## EXERCISE BRIEF
Scan the records for the word "JSON". Copy each line that includes it.

## SUPPLIED MATERIAL
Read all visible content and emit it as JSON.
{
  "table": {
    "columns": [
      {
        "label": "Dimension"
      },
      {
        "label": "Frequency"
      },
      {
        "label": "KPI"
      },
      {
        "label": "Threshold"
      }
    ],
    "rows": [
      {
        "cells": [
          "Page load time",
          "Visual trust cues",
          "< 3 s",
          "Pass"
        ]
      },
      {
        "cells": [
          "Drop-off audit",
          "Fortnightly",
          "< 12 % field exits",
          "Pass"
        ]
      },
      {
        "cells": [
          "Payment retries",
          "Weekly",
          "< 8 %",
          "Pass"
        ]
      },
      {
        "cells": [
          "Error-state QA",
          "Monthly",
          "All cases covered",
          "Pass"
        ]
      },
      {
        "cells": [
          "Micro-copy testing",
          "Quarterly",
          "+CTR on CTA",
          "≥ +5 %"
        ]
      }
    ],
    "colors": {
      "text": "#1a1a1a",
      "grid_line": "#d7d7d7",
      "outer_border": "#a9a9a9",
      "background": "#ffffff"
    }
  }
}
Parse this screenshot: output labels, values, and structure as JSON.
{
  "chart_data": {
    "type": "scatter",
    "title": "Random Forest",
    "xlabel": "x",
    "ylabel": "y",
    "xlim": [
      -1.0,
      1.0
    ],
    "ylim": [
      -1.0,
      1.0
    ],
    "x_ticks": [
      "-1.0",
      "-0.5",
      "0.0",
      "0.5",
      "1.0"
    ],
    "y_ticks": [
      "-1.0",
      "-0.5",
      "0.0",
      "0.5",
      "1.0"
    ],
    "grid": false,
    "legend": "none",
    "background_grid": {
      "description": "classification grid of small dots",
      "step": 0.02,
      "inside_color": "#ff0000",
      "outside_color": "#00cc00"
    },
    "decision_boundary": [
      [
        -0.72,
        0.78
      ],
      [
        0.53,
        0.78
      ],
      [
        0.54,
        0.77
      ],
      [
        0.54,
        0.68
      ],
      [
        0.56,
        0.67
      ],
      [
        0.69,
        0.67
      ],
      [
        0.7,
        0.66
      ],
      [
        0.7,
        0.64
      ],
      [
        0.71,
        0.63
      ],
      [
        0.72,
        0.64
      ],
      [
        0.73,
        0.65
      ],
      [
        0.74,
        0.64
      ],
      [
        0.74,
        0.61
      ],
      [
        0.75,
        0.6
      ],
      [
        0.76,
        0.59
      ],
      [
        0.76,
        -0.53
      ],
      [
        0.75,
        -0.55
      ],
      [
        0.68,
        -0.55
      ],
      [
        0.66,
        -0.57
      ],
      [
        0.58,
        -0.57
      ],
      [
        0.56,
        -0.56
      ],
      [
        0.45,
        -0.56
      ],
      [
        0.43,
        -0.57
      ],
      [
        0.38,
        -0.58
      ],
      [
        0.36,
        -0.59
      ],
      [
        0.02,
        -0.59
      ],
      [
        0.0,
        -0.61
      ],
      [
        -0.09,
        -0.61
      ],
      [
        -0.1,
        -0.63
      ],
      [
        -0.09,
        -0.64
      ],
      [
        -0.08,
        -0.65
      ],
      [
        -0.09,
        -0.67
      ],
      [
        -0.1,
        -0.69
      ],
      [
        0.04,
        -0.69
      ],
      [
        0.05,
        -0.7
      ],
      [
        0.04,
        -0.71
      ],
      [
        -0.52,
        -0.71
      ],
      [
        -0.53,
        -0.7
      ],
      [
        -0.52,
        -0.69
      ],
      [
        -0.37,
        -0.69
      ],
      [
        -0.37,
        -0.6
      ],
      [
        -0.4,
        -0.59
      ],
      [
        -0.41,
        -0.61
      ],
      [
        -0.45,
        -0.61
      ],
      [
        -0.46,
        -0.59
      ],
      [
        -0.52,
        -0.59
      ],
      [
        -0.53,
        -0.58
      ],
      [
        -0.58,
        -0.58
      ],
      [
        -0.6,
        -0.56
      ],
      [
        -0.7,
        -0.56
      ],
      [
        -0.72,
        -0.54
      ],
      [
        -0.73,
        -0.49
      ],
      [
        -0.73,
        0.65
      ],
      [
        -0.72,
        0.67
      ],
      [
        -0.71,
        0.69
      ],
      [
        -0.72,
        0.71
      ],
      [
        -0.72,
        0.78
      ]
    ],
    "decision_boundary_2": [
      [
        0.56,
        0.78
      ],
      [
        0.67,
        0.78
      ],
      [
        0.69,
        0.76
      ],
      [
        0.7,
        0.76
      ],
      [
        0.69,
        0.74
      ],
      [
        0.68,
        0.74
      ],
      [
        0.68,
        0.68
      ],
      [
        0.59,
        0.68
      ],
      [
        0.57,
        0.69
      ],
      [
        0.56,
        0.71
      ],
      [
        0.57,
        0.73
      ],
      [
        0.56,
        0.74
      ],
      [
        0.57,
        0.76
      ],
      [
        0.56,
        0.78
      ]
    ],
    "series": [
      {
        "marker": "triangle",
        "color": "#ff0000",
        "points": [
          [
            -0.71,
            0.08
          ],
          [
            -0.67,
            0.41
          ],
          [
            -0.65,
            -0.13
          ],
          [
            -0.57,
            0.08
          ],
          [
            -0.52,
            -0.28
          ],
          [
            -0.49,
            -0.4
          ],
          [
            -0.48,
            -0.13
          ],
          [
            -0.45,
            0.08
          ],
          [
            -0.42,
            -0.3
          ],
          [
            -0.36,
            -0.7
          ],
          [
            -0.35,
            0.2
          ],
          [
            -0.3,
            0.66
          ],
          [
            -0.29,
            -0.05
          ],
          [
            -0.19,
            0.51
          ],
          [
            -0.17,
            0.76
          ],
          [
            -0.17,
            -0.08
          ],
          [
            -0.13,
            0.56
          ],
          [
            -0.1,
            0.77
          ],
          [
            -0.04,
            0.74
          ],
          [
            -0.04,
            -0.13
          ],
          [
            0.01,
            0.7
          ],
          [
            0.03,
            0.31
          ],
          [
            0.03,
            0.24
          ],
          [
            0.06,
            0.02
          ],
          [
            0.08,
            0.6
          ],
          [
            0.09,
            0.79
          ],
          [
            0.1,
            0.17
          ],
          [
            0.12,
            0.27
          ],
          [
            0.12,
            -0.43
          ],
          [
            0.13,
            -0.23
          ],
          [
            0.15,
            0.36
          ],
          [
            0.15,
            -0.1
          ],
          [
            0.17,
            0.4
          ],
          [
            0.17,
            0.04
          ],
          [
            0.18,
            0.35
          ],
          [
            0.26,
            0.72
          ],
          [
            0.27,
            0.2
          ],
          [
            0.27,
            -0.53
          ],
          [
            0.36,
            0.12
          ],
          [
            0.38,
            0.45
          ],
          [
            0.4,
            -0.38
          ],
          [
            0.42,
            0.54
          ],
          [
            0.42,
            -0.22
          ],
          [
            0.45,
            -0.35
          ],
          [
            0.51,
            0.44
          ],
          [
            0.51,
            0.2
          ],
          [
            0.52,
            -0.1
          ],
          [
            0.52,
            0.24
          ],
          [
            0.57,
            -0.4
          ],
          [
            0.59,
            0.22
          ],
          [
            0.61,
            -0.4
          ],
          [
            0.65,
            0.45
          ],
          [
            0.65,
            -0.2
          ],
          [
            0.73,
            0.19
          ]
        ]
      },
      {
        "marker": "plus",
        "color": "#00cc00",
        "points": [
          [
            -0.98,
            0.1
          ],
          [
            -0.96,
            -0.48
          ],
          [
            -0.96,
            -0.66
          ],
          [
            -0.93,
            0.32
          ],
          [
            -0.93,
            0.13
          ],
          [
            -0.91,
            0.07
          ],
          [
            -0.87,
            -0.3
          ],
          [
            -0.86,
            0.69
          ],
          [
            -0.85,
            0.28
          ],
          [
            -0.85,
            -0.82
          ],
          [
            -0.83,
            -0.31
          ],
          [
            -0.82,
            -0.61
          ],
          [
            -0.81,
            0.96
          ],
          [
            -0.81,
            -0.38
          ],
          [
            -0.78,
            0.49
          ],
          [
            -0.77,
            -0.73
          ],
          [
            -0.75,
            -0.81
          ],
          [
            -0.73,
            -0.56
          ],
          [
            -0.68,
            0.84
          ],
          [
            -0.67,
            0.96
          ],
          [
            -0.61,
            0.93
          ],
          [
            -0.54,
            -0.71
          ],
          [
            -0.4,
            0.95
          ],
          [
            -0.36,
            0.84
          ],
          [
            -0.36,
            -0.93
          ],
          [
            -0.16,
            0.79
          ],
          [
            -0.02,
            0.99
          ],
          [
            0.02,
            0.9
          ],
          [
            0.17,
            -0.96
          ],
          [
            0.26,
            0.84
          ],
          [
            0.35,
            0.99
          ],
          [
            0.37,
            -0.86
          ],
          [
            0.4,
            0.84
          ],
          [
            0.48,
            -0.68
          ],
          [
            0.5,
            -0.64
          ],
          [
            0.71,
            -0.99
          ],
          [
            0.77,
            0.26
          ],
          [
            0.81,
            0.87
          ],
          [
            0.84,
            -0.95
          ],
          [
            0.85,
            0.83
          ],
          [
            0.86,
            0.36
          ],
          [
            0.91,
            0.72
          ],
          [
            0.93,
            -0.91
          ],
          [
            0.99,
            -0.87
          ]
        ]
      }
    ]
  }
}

## RESPONSE FOR THIS EXERCISE
Read all visible content and emit it as JSON.
Parse this screenshot: output labels, values, and structure as JSON.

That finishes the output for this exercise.